Tâches à réaliser:
• a. Répondez à ces questions sur le texte consacré à la Cour suprême et à l'argent en politique :
(i) À quel montant le plafond supprimé était-il fixé ?
(ii) Quel économiste français le texte cite-t-il, et pour quel livre ?
(iii) Outre-Atlantique, quelle part des élus sont ceux qui ont dépensé le plus d'argent pour leur campagne ?
• b. Poursuivez le texte consacré à la Cour suprême et à l'argent en politique, à partir de sa dernière phrase.

Texte à lire:
Le plafond, fixé à 123 200 dollars, a donc disparu depuis mercredi. En débridant le rôle des plus riches dans le processus politique, la Cour renforce concrètement leur influence, déjà immense, sur les décisions publiques.

Prise au nom de la liberté, sa décision aboutit à miner celle-ci. Car quelle est la liberté des citoyens dans un système de plus en plus ploutocratique, de moins en moins démocratique ?

Un enjeu de civilisation

On pourrait se dire que c’est certes scandaleux, OK, mais que c’est l’affaire des Américains : « Tant pis pour eux ! » Ce serait raisonner à courte vue. Que la première puissance mondiale se laisse glisser sur cette pente-là est une mauvaise nouvelle non seulement pour le peuple américain, mais aussi pour le reste de la planète.

Cette dérive ploutocratique américaine ne fait qu’accroitre, dans l’ensemble du monde, la course de l’accumulation de l’argent vers une petite élite bien décrite par l’économiste français Thomas Piketty dans « Le Capital au XXIe siècle » (un livre publié chez Seuil, et dont la traduction fait sensation aux Etats-Unis, soit dit en passant). L’enjeu n’est donc pas seulement américain : c’est un enjeu de civilisation.

La Cour suprême. Pastilles rouges : les plus conservateurs, majoritaires (Steve Petteway/Wikim&eacute ; dia Commons)

La Cour suprême a perdu une occasion de mettre un coup d’arrêt à cette dérive de l’argent en indiquant qu’on est allé bien trop loin. C’est ce que souhaitaient les quatre juges (dont les trois femmes de la Cour) qui ont voté contre la décision.

Lorsque, comme c’est le cas outre-atlantique, 85% des élus sont ceux qui ont dépensé le plus d’argent pour leur campagne, il y a quelque chose qui ne tourne pas rond. Lorsque des milliardaires créent leur propre structure politique, comme c’est le cas des frères Koch, obsédés par l’idée de chasser Obama du pouvoir, il y a même quelque chose de pourri au cœur du système.

Extrait de données:
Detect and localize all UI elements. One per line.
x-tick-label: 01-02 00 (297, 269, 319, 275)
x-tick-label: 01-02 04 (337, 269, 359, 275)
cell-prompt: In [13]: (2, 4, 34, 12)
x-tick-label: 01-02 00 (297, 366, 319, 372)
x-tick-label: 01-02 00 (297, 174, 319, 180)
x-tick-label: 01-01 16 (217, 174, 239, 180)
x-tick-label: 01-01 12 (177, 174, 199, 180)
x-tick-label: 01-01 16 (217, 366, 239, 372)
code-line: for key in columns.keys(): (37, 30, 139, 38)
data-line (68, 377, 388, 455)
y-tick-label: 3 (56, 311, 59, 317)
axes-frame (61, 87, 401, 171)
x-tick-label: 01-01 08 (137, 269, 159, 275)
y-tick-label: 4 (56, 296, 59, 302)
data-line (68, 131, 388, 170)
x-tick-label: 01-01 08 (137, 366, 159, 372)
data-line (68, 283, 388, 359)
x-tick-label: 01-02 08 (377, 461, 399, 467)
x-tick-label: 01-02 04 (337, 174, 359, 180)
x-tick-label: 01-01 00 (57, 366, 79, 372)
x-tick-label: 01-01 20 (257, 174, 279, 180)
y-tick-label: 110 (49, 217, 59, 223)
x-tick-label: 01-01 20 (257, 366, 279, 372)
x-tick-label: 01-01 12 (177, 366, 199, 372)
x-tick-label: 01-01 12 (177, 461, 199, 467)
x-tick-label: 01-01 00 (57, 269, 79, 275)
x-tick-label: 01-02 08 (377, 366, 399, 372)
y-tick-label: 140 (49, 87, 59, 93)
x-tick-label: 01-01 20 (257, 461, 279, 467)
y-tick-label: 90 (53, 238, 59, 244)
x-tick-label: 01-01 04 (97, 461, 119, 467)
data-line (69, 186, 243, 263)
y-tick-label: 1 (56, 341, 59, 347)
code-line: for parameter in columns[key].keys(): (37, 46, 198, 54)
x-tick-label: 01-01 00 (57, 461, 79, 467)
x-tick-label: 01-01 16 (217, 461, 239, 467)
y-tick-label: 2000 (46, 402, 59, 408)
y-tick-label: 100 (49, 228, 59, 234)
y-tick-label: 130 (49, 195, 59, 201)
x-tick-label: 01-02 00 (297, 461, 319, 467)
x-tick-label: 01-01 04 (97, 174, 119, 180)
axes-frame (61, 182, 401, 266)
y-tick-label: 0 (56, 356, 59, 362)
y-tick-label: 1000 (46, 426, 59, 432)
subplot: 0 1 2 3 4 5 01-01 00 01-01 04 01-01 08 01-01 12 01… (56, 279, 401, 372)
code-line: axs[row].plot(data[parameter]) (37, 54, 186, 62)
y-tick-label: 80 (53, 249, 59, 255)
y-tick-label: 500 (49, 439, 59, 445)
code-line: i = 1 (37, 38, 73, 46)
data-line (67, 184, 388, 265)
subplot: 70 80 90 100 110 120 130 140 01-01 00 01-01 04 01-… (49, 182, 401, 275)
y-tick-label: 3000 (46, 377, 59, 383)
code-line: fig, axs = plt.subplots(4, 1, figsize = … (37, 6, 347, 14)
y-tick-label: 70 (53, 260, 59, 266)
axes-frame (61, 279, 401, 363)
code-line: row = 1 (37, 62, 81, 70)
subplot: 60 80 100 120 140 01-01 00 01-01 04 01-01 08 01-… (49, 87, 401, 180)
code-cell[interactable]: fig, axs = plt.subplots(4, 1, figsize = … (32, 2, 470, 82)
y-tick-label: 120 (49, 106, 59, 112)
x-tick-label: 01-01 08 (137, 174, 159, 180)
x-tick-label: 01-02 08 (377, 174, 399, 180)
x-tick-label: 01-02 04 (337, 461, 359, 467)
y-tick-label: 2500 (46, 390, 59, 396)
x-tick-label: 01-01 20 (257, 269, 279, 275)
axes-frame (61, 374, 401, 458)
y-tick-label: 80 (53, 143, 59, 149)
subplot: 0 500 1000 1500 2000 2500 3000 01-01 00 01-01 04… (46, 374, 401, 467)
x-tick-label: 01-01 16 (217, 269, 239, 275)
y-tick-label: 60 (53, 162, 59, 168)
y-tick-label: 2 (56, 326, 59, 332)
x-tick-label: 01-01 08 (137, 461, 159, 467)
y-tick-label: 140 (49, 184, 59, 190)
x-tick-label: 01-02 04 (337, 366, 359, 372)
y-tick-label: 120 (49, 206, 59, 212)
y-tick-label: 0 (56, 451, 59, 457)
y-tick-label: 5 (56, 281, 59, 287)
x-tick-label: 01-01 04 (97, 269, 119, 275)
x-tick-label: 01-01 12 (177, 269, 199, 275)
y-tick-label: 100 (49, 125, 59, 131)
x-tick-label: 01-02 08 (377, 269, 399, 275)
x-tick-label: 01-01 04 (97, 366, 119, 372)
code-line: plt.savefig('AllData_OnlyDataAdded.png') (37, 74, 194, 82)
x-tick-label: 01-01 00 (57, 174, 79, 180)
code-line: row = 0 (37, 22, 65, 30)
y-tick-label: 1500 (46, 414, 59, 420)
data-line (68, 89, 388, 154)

Résultats attendus:
• a.
(i) 123 200 dollars.
(ii) Thomas Piketty, pour « Le Capital au XXIe siècle ».
(iii) 85 %.

• b.
« La voix de l’argent à plein volume »

Dans un avis dissident joint à la décision, le juge Stephen Breyer, nommé par Clinton, résume le problème d’une formule :

« Quand la voix de l’argent s’exprime à plein volume, celle des citoyens devient inaudible. »

Selon lui, cette décision, qui fait suite à une autre de la même eau (Citizens United vs FEC) empêche tout contrôle du financement de la vie politique et de ce fait soulève « de graves problèmes de légitimité démocratique ». Des mots qui, sous la plume d’un des garants de la Constitution américaine, sont très lourds.

Sans surprise, ce sont les cinq juges conservateurs, qui ont voté pour laisser la voix de l’argent « s’exprimer à plein volume ». Selon eux, « dépenser des larges sommes d’argent en lien avec une élection, et non en vue de contrôler l’exercice du pouvoir de celui qui sera en charge, n’est pas en soi un pacte de corruption [en VO : “quid pro quo corruption”, ndlr] ». Une vision bien étroite du mot corruption...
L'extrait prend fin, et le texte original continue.